• Data in this exercise:
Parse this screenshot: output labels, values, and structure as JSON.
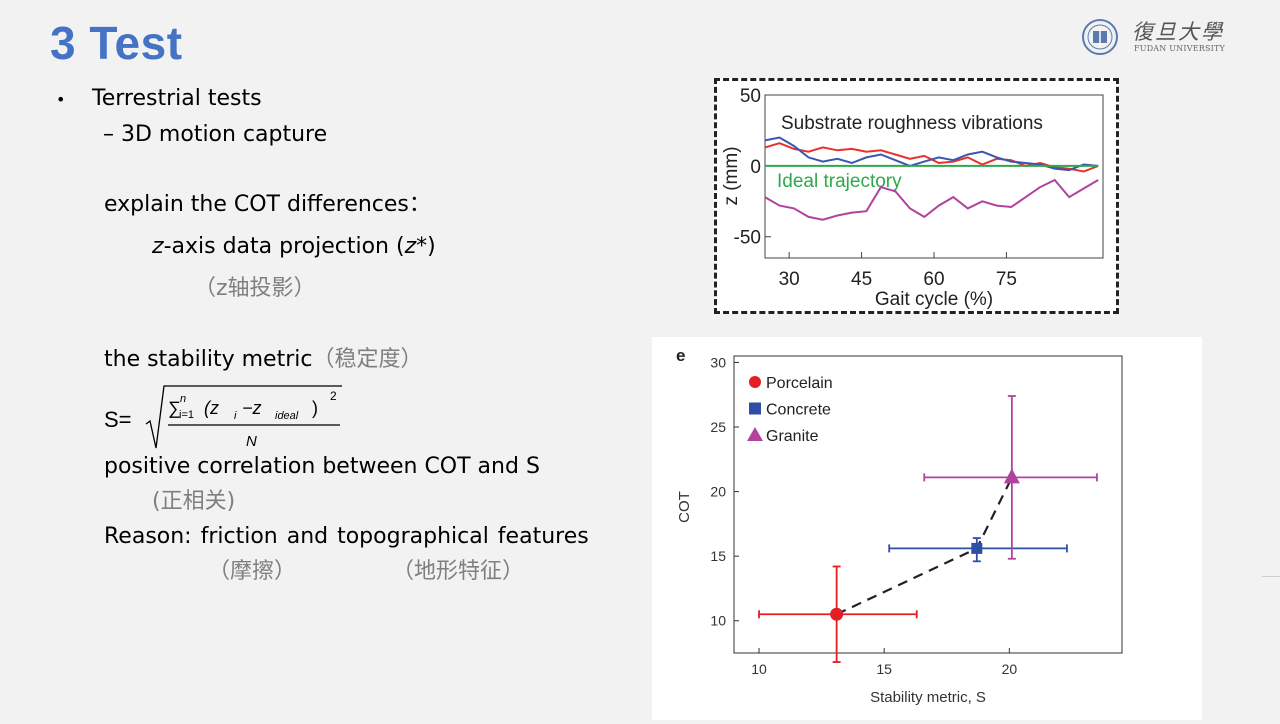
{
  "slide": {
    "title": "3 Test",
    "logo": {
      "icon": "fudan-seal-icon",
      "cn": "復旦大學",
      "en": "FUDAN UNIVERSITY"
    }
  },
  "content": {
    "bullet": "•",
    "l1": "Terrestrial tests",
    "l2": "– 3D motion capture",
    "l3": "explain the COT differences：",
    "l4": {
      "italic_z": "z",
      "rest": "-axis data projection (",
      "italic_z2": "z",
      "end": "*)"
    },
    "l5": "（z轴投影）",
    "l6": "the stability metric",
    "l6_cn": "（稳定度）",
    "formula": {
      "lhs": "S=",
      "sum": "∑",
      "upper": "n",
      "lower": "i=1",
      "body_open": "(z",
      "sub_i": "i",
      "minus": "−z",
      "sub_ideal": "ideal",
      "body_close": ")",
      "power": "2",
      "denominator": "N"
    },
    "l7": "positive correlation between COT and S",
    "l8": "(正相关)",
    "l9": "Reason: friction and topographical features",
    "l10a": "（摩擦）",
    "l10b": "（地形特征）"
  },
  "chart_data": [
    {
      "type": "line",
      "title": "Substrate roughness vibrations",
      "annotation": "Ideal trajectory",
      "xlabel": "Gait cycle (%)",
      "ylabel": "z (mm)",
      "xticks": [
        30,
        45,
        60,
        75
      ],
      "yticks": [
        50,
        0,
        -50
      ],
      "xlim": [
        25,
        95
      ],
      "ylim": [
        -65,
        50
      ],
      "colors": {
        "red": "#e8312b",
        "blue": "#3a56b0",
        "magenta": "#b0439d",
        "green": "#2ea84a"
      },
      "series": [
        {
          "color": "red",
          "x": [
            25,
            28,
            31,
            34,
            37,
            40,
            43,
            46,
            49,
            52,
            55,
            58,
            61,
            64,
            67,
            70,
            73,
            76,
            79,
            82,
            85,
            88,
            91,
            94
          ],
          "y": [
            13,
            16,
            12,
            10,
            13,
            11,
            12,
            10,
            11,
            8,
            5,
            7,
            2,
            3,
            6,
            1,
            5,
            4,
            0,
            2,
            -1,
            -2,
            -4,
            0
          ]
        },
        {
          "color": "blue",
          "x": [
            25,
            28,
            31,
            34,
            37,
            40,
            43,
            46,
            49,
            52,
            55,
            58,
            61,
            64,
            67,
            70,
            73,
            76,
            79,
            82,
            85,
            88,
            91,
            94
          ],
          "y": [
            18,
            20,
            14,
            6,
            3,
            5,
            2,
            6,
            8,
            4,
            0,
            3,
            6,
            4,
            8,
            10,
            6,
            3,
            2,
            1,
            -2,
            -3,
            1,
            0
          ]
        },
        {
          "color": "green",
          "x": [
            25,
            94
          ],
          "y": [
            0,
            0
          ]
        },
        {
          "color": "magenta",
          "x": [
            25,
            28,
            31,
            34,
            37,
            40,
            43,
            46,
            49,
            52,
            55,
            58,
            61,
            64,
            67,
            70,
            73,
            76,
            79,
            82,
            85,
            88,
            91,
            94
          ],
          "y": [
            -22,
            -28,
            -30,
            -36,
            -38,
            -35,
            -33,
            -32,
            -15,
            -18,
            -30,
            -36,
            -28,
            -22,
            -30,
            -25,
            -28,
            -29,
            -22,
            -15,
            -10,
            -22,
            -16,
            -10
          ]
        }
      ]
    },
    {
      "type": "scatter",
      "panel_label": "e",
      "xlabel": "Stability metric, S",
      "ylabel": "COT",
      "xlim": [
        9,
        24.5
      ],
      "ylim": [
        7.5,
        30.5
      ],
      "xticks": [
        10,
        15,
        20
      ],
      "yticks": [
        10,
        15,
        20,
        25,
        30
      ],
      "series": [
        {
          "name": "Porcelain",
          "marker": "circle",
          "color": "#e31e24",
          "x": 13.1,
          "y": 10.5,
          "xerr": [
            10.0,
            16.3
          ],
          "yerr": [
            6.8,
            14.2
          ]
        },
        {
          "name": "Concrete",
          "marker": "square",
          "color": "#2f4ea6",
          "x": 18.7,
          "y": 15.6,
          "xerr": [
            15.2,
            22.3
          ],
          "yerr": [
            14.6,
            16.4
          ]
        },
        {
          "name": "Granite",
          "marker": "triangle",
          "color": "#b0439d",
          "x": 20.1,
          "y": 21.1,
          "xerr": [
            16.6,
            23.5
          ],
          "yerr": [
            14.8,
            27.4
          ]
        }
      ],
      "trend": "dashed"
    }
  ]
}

--

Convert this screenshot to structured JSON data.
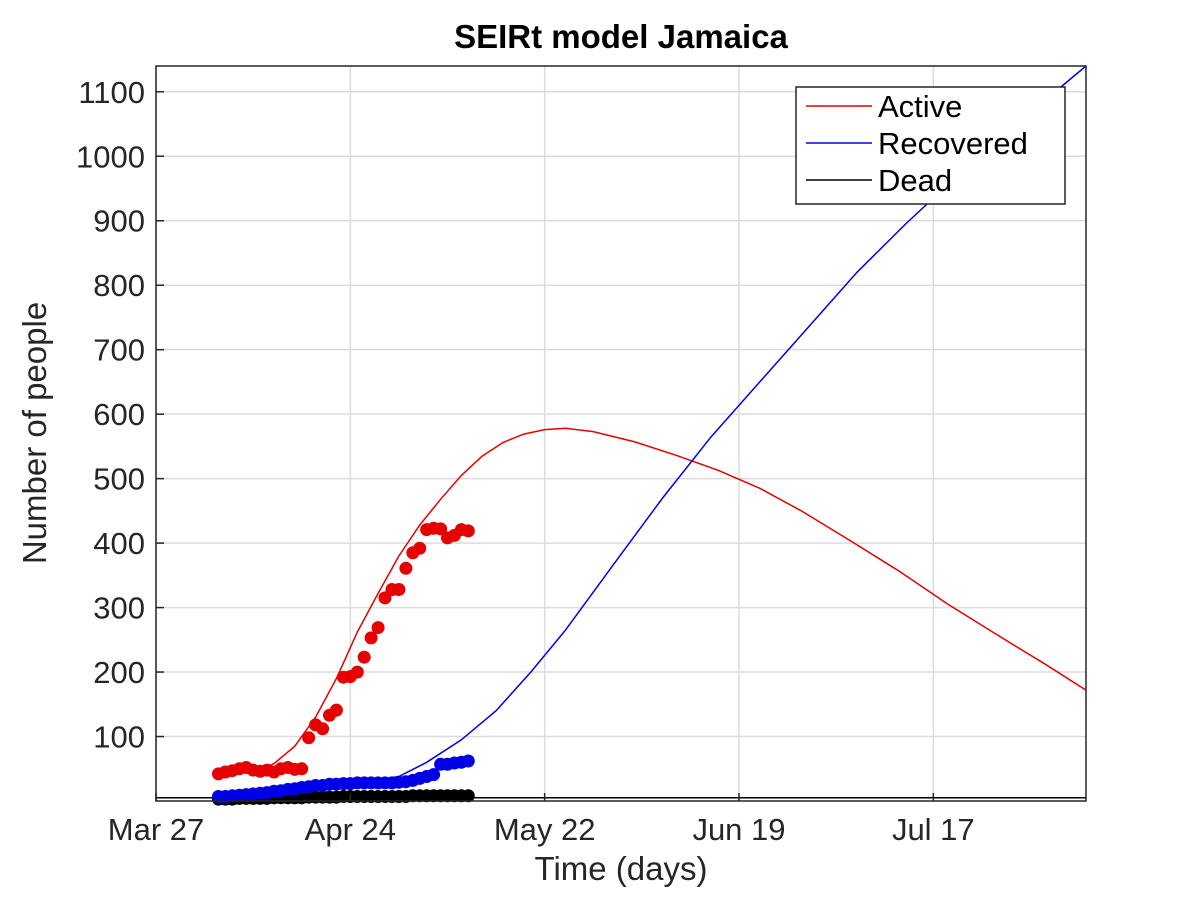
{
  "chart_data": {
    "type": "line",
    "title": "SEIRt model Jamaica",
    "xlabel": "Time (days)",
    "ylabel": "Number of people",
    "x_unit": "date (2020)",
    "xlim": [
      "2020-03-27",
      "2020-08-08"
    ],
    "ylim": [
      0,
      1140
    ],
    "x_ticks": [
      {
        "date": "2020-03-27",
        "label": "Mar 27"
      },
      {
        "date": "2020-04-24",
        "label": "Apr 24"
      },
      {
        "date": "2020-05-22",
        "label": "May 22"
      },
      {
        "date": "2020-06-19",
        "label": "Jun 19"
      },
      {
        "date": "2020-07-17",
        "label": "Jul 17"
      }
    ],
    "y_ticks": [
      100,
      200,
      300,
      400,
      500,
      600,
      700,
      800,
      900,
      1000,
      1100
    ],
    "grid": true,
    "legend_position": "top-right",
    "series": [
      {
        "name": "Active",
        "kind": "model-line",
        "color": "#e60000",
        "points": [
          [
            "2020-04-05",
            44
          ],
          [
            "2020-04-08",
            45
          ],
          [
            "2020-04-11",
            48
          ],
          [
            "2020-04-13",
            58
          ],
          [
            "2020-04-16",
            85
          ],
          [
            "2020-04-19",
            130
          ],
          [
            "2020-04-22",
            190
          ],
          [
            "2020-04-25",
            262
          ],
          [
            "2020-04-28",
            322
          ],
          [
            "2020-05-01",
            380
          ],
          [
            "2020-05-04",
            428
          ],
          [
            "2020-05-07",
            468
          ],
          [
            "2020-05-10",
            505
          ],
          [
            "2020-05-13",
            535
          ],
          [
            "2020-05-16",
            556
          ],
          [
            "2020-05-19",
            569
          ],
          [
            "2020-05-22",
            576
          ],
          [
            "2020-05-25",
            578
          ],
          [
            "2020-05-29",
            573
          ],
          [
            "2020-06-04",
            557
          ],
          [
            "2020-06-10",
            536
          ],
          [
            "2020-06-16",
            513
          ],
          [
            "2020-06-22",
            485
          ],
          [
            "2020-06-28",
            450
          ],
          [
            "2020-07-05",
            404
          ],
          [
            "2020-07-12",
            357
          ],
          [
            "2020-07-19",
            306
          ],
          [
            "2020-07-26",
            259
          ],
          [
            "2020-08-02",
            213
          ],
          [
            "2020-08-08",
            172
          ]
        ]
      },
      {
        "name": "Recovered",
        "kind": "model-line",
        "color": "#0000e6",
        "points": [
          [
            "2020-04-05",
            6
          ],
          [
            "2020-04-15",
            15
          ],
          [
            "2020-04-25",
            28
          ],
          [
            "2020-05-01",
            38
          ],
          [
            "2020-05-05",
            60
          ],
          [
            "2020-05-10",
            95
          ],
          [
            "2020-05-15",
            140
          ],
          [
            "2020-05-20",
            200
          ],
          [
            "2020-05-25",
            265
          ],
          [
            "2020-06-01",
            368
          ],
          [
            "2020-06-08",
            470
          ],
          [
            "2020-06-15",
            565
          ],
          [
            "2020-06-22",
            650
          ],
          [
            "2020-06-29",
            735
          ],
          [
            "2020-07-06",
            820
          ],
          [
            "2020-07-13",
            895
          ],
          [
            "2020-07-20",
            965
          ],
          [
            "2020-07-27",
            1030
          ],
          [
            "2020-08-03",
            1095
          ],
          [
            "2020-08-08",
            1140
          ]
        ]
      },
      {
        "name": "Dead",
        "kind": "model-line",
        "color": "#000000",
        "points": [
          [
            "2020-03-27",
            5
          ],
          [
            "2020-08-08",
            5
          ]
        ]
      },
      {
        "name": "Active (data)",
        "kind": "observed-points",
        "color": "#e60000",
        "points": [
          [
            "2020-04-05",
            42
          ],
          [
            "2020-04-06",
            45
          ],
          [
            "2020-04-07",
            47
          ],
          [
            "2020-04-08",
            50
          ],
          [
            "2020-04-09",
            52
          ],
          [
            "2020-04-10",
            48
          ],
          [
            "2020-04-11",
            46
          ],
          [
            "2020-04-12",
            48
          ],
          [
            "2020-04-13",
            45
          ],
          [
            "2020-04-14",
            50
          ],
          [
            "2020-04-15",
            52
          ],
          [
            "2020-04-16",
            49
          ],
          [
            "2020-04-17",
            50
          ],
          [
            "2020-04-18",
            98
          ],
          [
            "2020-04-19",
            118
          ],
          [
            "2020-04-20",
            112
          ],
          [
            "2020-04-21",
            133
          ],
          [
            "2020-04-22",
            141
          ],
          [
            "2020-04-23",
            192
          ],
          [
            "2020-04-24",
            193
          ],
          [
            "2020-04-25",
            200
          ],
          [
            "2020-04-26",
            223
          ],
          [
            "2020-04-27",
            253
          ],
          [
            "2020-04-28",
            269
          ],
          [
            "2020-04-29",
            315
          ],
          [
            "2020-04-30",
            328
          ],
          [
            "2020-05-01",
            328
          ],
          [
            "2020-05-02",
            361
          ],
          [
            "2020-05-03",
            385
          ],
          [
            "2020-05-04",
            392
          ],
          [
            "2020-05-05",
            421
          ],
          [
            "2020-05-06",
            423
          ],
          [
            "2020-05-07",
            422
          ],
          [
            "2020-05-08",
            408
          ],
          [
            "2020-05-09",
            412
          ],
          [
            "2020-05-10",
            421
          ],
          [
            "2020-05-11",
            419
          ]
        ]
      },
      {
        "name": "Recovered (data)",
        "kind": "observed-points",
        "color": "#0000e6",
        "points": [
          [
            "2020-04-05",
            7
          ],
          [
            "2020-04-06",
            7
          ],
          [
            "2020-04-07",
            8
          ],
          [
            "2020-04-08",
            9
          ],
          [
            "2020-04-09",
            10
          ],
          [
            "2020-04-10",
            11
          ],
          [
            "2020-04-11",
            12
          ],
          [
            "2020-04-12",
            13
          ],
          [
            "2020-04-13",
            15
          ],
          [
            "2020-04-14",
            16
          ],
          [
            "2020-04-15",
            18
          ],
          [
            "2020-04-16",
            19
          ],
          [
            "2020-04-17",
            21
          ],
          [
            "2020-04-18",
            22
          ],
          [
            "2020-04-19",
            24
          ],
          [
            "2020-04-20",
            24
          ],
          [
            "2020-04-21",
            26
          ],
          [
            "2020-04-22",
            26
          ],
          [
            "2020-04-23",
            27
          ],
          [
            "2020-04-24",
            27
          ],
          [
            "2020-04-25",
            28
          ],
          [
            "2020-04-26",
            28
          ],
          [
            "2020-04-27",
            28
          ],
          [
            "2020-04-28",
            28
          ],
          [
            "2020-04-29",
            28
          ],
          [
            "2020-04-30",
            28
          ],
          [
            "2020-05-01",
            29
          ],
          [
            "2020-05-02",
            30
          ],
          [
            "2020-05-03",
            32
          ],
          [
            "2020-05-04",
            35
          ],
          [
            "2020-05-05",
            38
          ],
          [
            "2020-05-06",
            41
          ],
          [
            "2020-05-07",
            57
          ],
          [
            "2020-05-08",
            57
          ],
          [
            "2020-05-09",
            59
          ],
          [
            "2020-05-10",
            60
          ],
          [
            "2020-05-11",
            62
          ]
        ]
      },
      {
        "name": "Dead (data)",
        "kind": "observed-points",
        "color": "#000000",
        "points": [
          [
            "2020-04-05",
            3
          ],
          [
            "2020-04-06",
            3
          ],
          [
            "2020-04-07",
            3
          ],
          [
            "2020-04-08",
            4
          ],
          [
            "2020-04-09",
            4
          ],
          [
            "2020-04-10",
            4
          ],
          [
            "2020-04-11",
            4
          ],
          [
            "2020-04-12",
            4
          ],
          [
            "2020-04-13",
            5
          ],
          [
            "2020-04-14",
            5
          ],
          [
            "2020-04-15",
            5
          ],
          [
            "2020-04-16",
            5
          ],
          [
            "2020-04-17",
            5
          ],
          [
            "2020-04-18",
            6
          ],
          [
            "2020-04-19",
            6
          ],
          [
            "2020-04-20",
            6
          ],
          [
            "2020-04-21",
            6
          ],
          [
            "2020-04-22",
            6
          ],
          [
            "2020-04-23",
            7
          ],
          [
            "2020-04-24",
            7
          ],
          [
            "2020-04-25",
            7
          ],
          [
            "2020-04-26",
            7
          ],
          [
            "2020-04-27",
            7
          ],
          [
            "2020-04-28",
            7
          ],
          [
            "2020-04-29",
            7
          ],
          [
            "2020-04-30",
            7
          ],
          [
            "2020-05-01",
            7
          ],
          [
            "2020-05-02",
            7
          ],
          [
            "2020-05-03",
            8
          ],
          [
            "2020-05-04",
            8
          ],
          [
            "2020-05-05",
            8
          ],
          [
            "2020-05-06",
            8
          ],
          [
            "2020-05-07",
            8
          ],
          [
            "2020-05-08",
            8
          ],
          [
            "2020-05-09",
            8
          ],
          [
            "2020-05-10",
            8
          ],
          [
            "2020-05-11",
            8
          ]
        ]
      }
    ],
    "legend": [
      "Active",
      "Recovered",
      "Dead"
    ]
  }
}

• Task objective: Go through the records line by line and count those containing the string "Recovered". Give only the total.

• Task response: 3